Records shown =

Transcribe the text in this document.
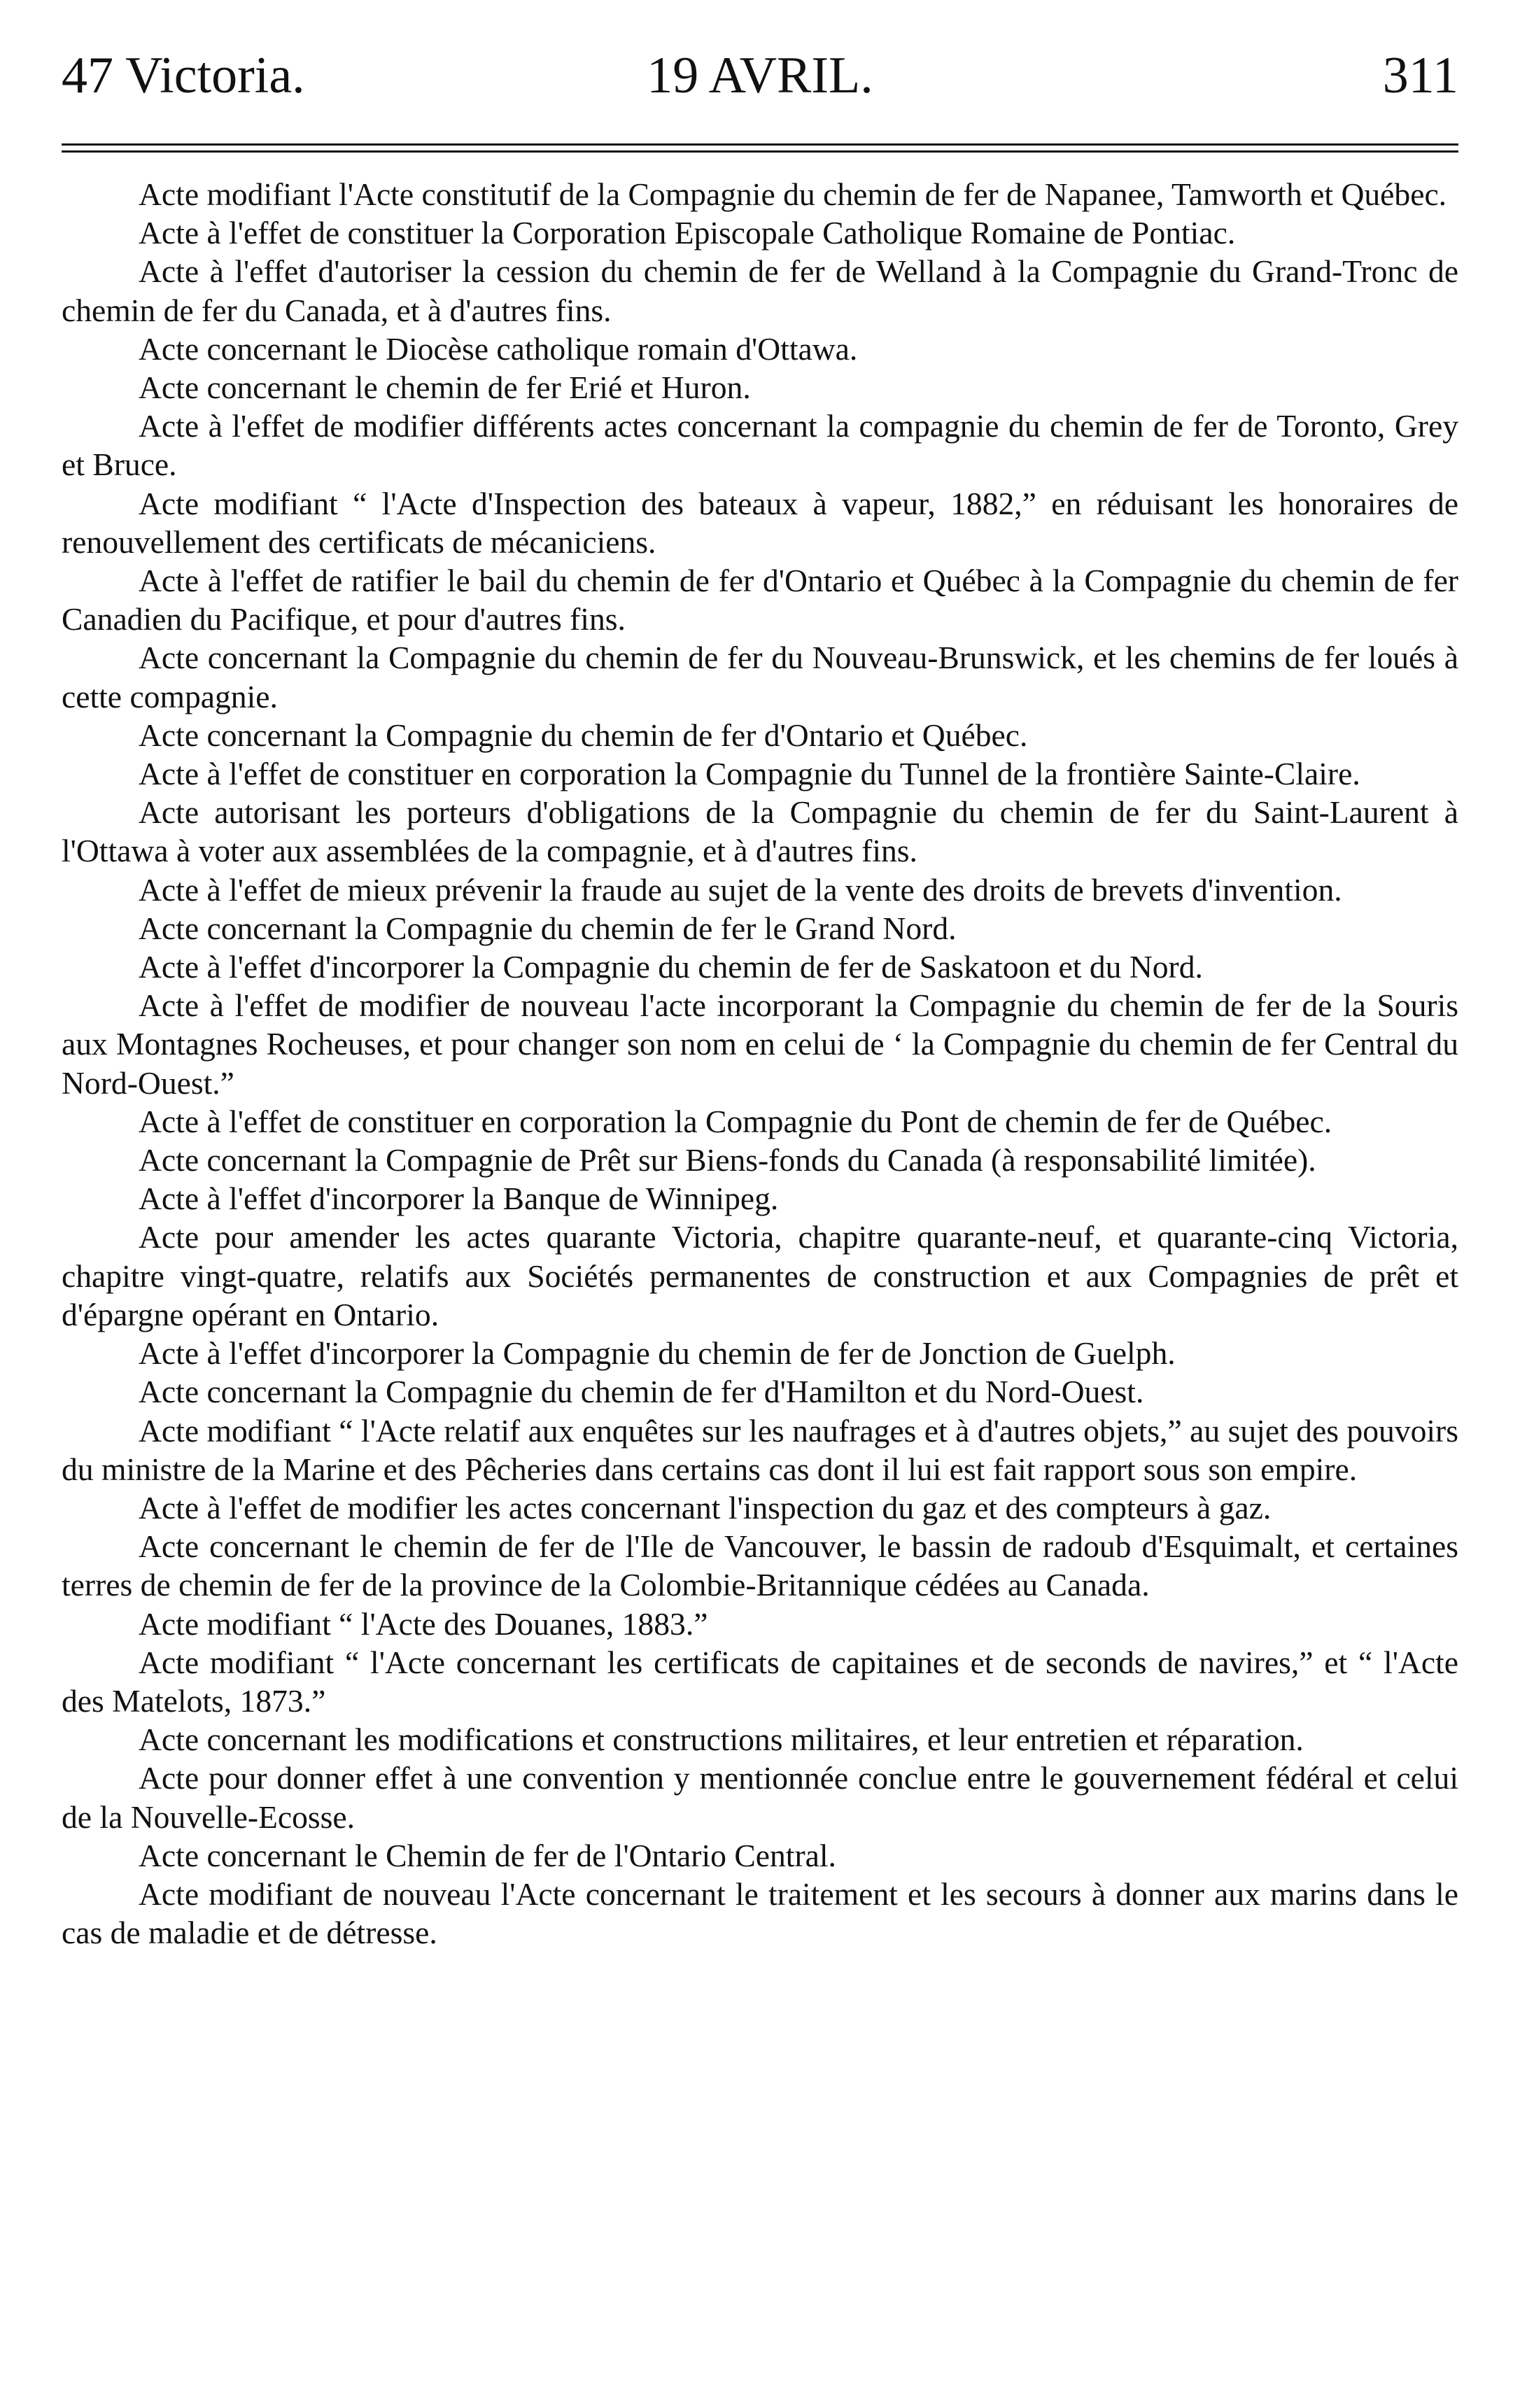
47 Victoria.	19 AVRIL.	311

Acte modifiant l'Acte constitutif de la Compagnie du chemin de fer de Napanee, Tamworth et Québec.

Acte à l'effet de constituer la Corporation Episcopale Catholique Romaine de Pontiac.

Acte à l'effet d'autoriser la cession du chemin de fer de Welland à la Compagnie du Grand-Tronc de chemin de fer du Canada, et à d'autres fins.

Acte concernant le Diocèse catholique romain d'Ottawa.

Acte concernant le chemin de fer Erié et Huron.

Acte à l'effet de modifier différents actes concernant la compagnie du chemin de fer de Toronto, Grey et Bruce.

Acte modifiant “ l'Acte d'Inspection des bateaux à vapeur, 1882,” en réduisant les honoraires de renouvellement des certificats de mécaniciens.

Acte à l'effet de ratifier le bail du chemin de fer d'Ontario et Québec à la Compagnie du chemin de fer Canadien du Pacifique, et pour d'autres fins.

Acte concernant la Compagnie du chemin de fer du Nouveau-Brunswick, et les chemins de fer loués à cette compagnie.

Acte concernant la Compagnie du chemin de fer d'Ontario et Québec.

Acte à l'effet de constituer en corporation la Compagnie du Tunnel de la frontière Sainte-Claire.

Acte autorisant les porteurs d'obligations de la Compagnie du chemin de fer du Saint-Laurent à l'Ottawa à voter aux assemblées de la compagnie, et à d'autres fins.

Acte à l'effet de mieux prévenir la fraude au sujet de la vente des droits de brevets d'invention.

Acte concernant la Compagnie du chemin de fer le Grand Nord.

Acte à l'effet d'incorporer la Compagnie du chemin de fer de Saskatoon et du Nord.

Acte à l'effet de modifier de nouveau l'acte incorporant la Compagnie du chemin de fer de la Souris aux Montagnes Rocheuses, et pour changer son nom en celui de ‘ la Compagnie du chemin de fer Central du Nord-Ouest.”

Acte à l'effet de constituer en corporation la Compagnie du Pont de chemin de fer de Québec.

Acte concernant la Compagnie de Prêt sur Biens-fonds du Canada (à responsabilité limitée).

Acte à l'effet d'incorporer la Banque de Winnipeg.

Acte pour amender les actes quarante Victoria, chapitre quarante-neuf, et quarante-cinq Victoria, chapitre vingt-quatre, relatifs aux Sociétés permanentes de construction et aux Compagnies de prêt et d'épargne opérant en Ontario.

Acte à l'effet d'incorporer la Compagnie du chemin de fer de Jonction de Guelph.

Acte concernant la Compagnie du chemin de fer d'Hamilton et du Nord-Ouest.

Acte modifiant “ l'Acte relatif aux enquêtes sur les naufrages et à d'autres objets,” au sujet des pouvoirs du ministre de la Marine et des Pêcheries dans certains cas dont il lui est fait rapport sous son empire.

Acte à l'effet de modifier les actes concernant l'inspection du gaz et des compteurs à gaz.

Acte concernant le chemin de fer de l'Ile de Vancouver, le bassin de radoub d'Esquimalt, et certaines terres de chemin de fer de la province de la Colombie-Britannique cédées au Canada.

Acte modifiant “ l'Acte des Douanes, 1883.”

Acte modifiant “ l'Acte concernant les certificats de capitaines et de seconds de navires,” et “ l'Acte des Matelots, 1873.”

Acte concernant les modifications et constructions militaires, et leur entretien et réparation.

Acte pour donner effet à une convention y mentionnée conclue entre le gouvernement fédéral et celui de la Nouvelle-Ecosse.

Acte concernant le Chemin de fer de l'Ontario Central.

Acte modifiant de nouveau l'Acte concernant le traitement et les secours à donner aux marins dans le cas de maladie et de détresse.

Short exercise = Pull out every line containing "donner".

Expected answer =
Acte pour donner effet à une convention y mentionnée conclue entre le gouvernement fédéral et celui de la Nouvelle-Ecosse.
Acte modifiant de nouveau l'Acte concernant le traitement et les secours à donner aux marins dans le cas de maladie et de détresse.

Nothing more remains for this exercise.